**What the task requires:** Identify the lines bearing the string "vicarious" and gather them.

## Start Supplied data

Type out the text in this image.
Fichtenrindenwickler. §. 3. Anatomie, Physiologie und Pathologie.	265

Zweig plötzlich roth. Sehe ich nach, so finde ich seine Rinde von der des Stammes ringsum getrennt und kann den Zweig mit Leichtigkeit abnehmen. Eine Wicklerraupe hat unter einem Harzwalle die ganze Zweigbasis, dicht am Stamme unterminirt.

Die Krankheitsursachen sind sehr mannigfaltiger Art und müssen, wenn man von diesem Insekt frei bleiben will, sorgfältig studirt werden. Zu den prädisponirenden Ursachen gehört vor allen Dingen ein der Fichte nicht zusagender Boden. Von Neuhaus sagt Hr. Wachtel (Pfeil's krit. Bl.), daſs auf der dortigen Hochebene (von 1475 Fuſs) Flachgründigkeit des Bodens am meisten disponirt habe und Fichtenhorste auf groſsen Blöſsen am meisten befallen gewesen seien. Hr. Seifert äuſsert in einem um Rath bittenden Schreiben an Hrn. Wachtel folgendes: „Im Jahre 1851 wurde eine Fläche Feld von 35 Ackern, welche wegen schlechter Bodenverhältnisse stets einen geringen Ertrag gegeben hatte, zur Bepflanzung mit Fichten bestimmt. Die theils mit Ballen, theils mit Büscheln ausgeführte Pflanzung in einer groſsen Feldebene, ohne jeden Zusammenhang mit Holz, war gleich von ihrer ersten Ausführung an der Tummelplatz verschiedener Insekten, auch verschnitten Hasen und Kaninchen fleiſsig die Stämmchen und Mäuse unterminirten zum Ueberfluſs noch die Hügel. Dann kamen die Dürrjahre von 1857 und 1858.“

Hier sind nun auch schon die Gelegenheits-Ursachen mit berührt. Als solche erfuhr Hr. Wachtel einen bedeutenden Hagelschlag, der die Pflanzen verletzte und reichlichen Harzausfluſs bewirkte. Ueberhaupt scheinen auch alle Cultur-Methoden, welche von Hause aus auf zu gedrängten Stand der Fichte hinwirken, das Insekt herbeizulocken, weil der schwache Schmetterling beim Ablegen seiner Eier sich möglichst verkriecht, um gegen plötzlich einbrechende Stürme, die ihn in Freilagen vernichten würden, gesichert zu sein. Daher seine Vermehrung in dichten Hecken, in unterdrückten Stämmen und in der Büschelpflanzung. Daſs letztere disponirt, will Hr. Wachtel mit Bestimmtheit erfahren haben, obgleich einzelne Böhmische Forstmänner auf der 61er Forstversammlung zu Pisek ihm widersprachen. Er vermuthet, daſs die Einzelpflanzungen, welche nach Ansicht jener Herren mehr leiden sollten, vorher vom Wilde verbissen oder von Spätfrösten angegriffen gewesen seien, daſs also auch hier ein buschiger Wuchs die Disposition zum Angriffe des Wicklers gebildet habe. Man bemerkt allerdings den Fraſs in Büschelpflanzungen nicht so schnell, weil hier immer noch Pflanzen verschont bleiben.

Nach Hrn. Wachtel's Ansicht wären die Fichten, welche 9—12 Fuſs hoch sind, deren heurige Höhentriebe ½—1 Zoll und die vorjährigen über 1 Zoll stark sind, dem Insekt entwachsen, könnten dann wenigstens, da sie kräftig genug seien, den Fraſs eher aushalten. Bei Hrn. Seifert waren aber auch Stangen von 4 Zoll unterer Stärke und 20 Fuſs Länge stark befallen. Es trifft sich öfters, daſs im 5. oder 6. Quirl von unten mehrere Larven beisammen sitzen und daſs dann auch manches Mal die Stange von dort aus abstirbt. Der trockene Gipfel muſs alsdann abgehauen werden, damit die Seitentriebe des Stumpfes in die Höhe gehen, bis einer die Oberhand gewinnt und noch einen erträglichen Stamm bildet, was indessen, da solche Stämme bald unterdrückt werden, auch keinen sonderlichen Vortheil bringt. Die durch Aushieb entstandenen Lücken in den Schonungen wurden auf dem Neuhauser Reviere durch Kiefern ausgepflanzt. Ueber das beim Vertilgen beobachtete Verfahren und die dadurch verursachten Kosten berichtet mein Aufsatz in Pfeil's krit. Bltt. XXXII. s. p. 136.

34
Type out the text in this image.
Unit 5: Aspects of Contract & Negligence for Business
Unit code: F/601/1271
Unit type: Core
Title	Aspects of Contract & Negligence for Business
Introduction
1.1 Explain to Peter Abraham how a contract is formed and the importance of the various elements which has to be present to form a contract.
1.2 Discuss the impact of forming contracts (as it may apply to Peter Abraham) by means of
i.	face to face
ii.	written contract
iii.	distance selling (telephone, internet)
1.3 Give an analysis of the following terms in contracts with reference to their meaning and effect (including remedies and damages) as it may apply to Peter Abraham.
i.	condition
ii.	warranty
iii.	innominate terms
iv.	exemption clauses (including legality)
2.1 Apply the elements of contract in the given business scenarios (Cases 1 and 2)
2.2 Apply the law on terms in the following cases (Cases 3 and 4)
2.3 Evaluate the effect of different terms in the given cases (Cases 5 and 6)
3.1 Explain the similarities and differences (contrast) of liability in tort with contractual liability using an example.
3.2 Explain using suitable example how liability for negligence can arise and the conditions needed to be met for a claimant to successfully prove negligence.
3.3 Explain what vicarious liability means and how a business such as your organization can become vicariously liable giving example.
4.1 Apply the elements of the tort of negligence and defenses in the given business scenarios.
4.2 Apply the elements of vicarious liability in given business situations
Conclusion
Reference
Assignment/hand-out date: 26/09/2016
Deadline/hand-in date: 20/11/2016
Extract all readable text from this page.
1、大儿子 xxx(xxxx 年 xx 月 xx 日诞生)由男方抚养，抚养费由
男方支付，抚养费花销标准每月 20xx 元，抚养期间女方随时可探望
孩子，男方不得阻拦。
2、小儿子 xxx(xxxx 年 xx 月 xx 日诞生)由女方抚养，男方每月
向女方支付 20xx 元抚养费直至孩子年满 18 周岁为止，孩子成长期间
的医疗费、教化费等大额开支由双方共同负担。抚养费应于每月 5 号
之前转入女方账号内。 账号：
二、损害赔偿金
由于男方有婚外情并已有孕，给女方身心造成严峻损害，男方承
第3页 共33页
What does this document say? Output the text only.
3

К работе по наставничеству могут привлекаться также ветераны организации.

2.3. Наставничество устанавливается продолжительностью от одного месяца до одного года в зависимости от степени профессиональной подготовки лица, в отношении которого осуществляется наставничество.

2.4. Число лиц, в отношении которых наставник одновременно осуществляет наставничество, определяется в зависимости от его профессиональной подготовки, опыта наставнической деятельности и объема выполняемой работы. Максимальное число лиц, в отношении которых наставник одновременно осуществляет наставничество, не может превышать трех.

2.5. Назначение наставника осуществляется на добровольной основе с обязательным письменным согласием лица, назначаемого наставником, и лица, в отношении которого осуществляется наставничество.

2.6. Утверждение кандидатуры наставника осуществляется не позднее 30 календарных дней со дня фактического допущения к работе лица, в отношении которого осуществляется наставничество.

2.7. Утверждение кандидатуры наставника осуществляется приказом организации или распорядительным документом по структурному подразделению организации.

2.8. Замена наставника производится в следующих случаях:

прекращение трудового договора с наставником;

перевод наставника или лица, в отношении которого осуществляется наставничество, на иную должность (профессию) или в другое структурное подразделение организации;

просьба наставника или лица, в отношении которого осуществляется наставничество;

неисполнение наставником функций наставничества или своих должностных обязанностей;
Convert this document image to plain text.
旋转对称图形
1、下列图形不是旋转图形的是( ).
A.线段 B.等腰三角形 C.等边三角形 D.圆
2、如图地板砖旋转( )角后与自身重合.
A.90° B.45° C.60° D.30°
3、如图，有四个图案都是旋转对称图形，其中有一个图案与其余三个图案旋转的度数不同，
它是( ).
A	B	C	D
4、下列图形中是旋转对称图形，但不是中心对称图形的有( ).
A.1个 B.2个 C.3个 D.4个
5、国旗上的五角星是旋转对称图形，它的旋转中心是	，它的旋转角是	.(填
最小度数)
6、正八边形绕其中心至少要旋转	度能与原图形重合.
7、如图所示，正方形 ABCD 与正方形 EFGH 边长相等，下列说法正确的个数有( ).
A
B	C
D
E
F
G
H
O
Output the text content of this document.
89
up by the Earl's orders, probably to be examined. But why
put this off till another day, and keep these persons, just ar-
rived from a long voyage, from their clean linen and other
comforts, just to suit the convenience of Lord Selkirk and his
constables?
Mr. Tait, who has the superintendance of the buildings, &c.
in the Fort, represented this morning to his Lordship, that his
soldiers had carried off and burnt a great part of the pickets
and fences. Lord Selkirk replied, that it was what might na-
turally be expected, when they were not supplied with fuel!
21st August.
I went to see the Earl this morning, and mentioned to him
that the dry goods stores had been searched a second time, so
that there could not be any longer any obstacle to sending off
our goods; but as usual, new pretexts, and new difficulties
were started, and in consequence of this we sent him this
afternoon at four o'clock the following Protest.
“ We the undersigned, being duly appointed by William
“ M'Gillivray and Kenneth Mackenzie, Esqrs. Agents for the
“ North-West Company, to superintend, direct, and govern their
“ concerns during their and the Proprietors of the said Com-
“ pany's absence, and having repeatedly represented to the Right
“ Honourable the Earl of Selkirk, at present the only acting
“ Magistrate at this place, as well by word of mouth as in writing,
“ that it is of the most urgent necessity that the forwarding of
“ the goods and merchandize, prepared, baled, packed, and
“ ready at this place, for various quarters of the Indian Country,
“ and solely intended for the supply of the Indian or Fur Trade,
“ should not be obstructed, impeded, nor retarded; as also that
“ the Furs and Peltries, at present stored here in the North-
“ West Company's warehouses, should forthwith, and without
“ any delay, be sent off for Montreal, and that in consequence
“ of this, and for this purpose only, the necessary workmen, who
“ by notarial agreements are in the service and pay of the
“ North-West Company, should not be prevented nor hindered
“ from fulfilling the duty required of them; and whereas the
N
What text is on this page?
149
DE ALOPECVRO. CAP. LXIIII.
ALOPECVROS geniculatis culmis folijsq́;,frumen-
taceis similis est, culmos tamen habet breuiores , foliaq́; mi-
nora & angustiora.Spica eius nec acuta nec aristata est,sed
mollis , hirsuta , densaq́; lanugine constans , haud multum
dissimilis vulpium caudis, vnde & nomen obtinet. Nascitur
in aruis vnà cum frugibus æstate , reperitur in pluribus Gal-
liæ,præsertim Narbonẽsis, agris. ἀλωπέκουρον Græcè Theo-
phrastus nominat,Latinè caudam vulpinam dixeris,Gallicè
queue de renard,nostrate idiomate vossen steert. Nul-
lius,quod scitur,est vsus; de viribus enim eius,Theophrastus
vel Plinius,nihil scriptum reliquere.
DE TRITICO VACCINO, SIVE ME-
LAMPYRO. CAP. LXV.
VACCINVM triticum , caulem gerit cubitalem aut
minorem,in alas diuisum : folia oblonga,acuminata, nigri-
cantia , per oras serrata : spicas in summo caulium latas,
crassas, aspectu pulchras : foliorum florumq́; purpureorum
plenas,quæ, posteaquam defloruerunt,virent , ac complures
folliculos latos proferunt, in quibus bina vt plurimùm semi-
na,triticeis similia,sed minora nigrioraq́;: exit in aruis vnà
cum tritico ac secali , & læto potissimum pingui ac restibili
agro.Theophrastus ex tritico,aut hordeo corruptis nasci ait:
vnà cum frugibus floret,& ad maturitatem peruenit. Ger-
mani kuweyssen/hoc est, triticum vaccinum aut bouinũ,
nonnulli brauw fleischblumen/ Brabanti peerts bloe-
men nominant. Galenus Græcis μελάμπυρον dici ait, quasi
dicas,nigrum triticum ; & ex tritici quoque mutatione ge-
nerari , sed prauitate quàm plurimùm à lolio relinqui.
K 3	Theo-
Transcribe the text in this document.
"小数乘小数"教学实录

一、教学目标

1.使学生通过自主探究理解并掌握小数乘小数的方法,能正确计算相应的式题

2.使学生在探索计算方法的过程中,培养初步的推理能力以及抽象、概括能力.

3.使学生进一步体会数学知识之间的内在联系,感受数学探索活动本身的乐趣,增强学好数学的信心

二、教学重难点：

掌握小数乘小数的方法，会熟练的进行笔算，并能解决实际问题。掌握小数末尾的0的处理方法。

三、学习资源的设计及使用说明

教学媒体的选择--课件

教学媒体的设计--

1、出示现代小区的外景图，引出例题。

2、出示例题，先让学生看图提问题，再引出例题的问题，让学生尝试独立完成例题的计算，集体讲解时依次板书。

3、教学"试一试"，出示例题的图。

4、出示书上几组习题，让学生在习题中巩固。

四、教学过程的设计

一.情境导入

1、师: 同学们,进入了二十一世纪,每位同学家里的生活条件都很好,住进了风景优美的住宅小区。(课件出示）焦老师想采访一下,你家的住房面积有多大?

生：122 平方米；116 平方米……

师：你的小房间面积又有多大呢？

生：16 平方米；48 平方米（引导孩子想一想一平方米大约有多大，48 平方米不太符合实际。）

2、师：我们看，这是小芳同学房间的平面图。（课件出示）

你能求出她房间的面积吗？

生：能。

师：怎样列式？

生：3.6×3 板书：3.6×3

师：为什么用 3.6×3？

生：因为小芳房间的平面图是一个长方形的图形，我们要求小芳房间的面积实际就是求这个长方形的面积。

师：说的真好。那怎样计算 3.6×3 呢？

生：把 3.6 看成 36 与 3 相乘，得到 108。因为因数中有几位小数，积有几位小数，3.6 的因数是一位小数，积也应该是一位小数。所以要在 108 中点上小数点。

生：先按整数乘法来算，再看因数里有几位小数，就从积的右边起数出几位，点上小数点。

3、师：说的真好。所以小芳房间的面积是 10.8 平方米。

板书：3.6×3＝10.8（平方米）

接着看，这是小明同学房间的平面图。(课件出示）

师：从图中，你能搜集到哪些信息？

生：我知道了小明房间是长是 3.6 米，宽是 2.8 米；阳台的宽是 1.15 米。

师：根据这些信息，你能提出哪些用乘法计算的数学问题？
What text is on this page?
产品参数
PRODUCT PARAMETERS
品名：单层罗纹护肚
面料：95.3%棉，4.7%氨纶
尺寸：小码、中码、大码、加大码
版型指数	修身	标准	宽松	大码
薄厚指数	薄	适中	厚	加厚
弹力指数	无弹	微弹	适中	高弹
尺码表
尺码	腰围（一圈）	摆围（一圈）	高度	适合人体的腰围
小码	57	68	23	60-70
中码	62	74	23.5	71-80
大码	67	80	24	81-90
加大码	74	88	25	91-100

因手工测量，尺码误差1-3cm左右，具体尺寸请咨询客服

## End Supplied data

**Result for this exercise:**
3.3 Explain what vicarious liability means and how a business such as your organization can become vicariously liable giving example.
4.2 Apply the elements of vicarious liability in given business situations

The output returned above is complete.